-- start Data provided --
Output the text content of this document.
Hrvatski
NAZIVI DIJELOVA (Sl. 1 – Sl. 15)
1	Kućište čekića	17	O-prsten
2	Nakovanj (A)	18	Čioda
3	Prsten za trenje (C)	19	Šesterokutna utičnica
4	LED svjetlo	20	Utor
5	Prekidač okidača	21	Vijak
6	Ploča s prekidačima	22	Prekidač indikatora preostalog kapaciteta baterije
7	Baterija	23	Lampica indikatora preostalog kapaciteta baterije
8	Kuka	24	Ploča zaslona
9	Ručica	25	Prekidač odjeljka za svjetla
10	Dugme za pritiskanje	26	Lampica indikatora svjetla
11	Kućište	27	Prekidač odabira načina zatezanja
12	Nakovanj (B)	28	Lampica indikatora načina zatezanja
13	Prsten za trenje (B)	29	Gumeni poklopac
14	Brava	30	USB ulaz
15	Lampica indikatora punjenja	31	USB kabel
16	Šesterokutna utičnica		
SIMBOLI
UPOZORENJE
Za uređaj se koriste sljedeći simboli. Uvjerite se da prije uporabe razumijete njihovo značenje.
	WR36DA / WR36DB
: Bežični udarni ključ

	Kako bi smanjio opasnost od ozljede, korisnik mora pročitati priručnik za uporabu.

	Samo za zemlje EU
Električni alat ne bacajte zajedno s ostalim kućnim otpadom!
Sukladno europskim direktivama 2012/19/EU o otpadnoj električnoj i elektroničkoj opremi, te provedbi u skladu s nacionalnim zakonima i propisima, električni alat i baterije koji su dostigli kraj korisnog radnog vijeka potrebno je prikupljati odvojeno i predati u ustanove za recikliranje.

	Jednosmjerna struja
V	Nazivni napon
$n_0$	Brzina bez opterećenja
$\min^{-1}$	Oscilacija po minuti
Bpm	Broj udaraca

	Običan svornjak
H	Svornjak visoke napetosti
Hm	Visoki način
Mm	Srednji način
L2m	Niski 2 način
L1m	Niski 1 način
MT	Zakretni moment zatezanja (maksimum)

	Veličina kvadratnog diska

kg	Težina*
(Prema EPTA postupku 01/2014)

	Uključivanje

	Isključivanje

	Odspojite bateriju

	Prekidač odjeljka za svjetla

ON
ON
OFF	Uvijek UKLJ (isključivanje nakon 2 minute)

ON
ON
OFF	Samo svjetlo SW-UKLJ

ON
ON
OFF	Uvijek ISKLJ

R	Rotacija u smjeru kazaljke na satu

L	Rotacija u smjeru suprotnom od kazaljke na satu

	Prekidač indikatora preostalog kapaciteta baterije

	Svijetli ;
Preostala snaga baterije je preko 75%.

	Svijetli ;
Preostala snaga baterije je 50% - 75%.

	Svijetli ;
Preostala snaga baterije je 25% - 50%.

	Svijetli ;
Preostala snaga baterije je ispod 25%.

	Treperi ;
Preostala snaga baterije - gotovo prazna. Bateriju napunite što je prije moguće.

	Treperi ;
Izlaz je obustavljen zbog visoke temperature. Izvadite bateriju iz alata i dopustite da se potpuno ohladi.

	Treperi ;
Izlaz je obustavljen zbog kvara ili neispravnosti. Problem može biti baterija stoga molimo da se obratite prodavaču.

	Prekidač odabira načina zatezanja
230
-- end Data provided --
**Task brief**
In the entries above, some lines may contain the string "satu"; report how many, without additional comment.

**Task solution**
2